──────── Data ────────

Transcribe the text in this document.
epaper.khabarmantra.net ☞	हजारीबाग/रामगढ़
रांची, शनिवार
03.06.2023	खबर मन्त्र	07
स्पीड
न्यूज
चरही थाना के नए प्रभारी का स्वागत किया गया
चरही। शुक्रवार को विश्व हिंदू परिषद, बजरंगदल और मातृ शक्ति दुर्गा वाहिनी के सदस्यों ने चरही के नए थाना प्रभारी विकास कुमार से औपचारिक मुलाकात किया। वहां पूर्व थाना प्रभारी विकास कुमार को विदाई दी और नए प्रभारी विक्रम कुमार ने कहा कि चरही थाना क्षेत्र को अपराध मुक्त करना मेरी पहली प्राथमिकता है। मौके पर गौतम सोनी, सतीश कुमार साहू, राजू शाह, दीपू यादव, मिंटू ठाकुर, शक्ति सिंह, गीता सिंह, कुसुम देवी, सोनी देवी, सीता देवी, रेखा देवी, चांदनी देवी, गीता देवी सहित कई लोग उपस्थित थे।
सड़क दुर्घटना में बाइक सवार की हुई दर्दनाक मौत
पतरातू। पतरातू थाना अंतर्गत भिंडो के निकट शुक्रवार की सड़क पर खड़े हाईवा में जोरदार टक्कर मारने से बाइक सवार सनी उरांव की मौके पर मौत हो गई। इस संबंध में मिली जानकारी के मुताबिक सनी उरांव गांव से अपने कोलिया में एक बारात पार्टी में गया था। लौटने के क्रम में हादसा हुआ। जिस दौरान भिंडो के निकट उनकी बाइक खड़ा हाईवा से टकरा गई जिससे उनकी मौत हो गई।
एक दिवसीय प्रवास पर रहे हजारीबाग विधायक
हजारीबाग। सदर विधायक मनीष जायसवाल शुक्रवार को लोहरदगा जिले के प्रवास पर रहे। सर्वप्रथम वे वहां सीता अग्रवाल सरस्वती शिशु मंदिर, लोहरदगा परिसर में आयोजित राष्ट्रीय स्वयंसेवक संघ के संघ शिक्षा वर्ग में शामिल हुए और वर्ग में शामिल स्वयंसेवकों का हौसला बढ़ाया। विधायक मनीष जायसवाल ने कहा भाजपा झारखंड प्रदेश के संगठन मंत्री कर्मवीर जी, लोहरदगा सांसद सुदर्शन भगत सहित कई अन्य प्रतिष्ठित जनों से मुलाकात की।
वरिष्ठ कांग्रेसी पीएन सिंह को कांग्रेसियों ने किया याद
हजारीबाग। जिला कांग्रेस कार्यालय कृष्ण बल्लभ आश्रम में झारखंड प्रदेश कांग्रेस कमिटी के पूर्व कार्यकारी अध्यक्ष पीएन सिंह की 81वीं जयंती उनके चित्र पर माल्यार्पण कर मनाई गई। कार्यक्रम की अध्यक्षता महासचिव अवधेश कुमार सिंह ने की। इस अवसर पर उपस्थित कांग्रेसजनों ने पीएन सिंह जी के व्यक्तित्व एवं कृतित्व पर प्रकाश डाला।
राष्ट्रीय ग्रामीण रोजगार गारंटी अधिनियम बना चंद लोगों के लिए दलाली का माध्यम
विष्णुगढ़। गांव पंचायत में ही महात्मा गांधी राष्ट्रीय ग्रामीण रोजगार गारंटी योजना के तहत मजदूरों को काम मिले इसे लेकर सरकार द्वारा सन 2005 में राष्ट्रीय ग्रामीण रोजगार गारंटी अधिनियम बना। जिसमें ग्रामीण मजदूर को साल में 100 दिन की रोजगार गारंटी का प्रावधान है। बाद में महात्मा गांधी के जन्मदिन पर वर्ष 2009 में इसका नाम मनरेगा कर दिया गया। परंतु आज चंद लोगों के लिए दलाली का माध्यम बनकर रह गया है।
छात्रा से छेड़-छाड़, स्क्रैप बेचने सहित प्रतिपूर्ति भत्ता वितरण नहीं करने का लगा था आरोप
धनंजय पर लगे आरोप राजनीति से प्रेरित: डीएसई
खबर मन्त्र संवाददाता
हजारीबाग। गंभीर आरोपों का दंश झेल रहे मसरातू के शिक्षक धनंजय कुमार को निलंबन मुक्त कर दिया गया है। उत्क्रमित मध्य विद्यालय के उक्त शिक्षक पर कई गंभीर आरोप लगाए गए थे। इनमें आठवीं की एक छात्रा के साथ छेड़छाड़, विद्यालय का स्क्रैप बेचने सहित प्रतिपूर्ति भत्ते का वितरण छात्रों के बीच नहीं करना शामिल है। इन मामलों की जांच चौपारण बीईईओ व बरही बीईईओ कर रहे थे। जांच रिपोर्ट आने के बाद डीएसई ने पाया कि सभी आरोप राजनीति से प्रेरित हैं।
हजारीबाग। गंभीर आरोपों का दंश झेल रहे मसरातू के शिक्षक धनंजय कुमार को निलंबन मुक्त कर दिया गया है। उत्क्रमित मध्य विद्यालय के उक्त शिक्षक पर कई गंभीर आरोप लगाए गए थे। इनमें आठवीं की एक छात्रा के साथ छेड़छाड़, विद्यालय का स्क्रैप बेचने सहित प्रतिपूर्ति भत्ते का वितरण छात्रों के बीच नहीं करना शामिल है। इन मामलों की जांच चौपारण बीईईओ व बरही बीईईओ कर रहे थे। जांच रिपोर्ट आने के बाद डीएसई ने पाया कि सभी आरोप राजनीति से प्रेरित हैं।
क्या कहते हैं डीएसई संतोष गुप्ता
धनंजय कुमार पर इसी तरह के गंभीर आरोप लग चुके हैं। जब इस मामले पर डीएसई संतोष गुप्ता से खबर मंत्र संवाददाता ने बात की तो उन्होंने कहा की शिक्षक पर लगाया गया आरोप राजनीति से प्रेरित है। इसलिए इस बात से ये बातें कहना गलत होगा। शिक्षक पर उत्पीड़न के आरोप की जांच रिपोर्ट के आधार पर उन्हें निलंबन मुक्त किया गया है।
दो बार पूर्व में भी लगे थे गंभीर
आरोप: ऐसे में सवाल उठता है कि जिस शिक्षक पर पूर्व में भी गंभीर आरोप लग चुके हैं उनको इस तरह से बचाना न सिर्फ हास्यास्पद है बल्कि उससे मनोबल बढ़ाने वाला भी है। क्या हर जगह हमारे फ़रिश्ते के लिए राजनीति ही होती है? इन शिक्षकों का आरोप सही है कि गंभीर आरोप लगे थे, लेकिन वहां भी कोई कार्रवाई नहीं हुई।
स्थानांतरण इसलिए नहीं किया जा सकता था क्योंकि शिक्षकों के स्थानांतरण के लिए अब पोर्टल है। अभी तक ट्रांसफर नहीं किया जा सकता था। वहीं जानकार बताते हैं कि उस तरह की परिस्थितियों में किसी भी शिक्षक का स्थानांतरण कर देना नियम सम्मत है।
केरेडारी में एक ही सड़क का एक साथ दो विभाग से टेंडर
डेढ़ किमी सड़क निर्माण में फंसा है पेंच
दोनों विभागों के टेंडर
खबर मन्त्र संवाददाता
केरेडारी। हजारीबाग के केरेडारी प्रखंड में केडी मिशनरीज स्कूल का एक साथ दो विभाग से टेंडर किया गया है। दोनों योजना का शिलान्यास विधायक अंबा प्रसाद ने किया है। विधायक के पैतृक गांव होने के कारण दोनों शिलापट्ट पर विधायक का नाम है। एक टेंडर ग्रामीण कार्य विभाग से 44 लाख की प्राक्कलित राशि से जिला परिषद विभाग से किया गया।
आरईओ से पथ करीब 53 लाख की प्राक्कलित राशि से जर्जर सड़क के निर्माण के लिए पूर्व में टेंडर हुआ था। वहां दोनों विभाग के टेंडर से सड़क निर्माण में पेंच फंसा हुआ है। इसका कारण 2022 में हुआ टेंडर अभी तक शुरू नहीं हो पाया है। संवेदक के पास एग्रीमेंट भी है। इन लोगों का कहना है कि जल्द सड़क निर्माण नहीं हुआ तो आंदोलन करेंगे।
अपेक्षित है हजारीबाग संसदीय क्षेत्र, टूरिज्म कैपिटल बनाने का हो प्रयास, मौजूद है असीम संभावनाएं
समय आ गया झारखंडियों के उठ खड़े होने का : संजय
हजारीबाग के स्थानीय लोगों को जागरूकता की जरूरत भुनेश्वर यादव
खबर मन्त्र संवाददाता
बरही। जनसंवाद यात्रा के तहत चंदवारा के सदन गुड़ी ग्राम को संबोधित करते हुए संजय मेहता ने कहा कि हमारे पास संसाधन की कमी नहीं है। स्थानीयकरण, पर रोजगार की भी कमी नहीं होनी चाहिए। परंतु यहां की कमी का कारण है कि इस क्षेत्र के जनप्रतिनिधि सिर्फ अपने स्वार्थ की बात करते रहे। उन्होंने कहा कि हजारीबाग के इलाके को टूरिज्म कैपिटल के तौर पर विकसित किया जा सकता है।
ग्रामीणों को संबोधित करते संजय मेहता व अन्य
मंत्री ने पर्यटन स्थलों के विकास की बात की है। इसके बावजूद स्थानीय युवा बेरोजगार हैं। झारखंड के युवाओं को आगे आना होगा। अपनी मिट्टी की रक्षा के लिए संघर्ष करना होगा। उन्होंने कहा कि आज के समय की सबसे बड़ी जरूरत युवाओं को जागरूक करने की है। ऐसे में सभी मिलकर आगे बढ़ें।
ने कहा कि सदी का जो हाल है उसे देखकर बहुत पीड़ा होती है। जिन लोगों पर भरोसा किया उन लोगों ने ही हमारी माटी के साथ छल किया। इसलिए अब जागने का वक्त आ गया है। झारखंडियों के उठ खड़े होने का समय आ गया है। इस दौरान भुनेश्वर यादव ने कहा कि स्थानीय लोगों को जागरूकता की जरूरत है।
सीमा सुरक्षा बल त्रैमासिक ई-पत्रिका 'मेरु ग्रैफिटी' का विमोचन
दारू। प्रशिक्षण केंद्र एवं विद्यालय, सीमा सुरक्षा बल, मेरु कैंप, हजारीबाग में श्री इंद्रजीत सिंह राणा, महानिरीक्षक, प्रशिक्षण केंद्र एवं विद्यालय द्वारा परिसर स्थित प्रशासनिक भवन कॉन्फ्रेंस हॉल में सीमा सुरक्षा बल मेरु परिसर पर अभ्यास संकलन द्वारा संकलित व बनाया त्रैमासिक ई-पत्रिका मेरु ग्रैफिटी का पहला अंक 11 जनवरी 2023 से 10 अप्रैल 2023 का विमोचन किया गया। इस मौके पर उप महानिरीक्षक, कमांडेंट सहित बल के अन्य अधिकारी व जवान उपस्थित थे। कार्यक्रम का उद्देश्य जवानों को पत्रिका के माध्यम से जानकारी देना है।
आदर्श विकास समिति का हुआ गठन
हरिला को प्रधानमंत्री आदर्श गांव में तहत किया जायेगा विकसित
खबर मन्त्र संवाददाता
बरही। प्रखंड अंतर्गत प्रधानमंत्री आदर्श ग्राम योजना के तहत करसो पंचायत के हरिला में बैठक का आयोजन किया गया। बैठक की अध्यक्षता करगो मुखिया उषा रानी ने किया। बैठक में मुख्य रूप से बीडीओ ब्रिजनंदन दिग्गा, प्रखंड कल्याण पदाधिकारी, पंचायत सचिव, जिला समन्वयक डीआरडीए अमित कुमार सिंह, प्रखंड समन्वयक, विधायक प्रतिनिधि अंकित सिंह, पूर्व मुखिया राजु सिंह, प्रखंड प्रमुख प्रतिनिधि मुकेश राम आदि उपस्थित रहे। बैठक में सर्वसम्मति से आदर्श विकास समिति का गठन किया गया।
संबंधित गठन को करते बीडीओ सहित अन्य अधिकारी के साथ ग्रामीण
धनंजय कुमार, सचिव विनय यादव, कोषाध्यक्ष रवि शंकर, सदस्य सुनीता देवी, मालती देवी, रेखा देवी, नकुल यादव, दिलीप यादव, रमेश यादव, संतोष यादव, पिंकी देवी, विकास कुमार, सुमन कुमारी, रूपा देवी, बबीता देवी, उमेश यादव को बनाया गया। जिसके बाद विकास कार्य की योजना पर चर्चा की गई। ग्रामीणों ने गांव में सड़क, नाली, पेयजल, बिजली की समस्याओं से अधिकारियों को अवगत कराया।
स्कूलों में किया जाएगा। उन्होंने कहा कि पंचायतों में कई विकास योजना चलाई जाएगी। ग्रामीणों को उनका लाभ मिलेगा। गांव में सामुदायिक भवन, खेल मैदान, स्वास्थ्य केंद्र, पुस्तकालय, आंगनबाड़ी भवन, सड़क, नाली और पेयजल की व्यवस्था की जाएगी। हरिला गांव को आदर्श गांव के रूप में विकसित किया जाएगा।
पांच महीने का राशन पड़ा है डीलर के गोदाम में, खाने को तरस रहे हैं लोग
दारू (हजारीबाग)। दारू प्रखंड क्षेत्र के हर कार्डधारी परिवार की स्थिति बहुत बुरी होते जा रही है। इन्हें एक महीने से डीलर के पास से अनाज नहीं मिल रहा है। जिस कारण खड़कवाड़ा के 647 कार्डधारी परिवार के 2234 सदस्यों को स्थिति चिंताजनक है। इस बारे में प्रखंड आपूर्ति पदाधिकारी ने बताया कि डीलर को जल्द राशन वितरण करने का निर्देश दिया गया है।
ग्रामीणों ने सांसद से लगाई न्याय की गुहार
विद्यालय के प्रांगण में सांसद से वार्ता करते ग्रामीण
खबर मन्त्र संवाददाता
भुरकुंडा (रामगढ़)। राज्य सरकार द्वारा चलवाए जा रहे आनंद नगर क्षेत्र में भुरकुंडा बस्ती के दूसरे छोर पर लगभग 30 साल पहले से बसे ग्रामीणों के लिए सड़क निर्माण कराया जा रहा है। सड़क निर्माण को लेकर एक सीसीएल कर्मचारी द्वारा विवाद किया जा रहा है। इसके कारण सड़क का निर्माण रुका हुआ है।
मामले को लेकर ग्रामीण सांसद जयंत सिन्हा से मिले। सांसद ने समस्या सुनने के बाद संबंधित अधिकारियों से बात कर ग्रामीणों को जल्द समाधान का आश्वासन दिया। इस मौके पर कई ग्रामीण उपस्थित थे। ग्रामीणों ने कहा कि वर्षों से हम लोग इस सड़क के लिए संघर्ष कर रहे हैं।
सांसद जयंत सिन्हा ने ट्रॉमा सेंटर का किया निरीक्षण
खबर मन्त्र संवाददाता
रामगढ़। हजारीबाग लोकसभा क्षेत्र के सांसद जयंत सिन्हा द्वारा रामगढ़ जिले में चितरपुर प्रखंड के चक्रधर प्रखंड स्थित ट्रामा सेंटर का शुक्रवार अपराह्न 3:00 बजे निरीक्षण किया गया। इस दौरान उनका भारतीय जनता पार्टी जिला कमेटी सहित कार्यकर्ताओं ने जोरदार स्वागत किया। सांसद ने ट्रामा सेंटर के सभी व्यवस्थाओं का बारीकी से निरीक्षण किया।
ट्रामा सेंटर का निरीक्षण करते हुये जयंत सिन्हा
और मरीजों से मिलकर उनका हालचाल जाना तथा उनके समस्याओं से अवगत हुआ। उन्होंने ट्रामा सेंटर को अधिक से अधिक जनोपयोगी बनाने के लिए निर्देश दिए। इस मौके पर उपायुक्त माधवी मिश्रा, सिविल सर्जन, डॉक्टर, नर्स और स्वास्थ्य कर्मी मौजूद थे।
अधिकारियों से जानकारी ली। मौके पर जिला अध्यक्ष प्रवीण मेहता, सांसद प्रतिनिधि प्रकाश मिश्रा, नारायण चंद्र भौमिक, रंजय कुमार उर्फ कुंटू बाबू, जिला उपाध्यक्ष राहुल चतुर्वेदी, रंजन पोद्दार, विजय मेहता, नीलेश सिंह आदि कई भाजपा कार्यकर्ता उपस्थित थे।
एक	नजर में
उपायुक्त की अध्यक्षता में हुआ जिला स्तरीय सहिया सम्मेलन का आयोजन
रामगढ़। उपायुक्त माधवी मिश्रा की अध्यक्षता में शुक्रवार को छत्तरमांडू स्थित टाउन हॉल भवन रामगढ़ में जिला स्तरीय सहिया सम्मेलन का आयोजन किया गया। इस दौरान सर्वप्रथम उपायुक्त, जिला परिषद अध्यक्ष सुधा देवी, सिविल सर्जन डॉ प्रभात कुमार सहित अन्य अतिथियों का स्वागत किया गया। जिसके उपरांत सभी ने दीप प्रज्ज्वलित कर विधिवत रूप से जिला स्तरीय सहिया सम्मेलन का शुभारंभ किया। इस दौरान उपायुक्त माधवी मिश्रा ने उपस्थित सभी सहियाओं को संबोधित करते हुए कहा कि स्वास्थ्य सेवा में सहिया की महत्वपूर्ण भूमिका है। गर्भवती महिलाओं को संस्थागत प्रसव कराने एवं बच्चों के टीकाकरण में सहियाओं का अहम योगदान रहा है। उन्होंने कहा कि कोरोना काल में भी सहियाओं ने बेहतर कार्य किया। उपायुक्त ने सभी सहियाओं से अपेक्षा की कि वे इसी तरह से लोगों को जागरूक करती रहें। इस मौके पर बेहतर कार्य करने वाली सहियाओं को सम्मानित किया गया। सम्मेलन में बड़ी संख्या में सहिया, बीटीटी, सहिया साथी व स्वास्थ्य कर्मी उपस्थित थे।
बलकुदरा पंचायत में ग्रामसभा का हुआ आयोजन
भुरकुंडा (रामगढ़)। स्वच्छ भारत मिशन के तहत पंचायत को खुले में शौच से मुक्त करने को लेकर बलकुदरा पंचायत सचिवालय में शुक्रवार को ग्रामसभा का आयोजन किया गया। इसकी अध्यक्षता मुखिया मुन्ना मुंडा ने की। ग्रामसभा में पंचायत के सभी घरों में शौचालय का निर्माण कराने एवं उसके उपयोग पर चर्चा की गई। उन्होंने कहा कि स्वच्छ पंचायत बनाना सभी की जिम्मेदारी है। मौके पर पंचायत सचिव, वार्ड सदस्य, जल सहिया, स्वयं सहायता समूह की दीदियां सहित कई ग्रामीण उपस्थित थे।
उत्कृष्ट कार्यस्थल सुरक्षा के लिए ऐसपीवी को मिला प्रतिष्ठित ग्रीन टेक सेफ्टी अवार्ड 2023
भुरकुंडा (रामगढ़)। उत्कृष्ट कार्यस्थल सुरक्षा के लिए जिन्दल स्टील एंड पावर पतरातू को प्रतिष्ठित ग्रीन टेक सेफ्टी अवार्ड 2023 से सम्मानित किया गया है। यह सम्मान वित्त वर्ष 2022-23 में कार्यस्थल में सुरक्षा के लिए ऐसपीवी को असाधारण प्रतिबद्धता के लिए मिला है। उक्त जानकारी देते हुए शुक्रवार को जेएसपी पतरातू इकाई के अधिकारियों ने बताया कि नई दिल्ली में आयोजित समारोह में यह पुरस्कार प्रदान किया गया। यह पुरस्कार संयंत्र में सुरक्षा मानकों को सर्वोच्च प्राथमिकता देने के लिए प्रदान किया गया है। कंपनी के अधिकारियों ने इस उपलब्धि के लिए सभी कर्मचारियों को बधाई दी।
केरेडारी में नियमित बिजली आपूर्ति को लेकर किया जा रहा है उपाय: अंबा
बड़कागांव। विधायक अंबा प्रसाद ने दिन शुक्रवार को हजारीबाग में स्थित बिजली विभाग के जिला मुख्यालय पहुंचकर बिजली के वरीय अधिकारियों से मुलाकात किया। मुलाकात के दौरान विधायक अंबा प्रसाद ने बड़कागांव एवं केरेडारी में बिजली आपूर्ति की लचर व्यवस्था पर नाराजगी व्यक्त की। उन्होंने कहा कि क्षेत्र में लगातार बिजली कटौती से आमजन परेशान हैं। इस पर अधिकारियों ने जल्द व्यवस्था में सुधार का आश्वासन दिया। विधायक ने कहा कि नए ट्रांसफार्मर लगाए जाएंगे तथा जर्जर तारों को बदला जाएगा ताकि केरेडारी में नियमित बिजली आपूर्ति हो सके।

────────

Work to complete
Where does the word "अवगत" appear? Return each line that holds it.

Finished answer
धनंजय कुमार, सचिव विनय यादव, कोषाध्यक्ष रवि शंकर, सदस्य सुनीता देवी, मालती देवी, रेखा देवी, नकुल यादव, दिलीप यादव, रमेश यादव, संतोष यादव, पिंकी देवी, विकास कुमार, सुमन कुमारी, रूपा देवी, बबीता देवी, उमेश यादव को बनाया गया। जिसके बाद विकास कार्य की योजना पर चर्चा की गई। ग्रामीणों ने गांव में सड़क, नाली, पेयजल, बिजली की समस्याओं से अधिकारियों को अवगत कराया।
और मरीजों से मिलकर उनका हालचाल जाना तथा उनके समस्याओं से अवगत हुआ। उन्होंने ट्रामा सेंटर को अधिक से अधिक जनोपयोगी बनाने के लिए निर्देश दिए। इस मौके पर उपायुक्त माधवी मिश्रा, सिविल सर्जन, डॉक्टर, नर्स और स्वास्थ्य कर्मी मौजूद थे।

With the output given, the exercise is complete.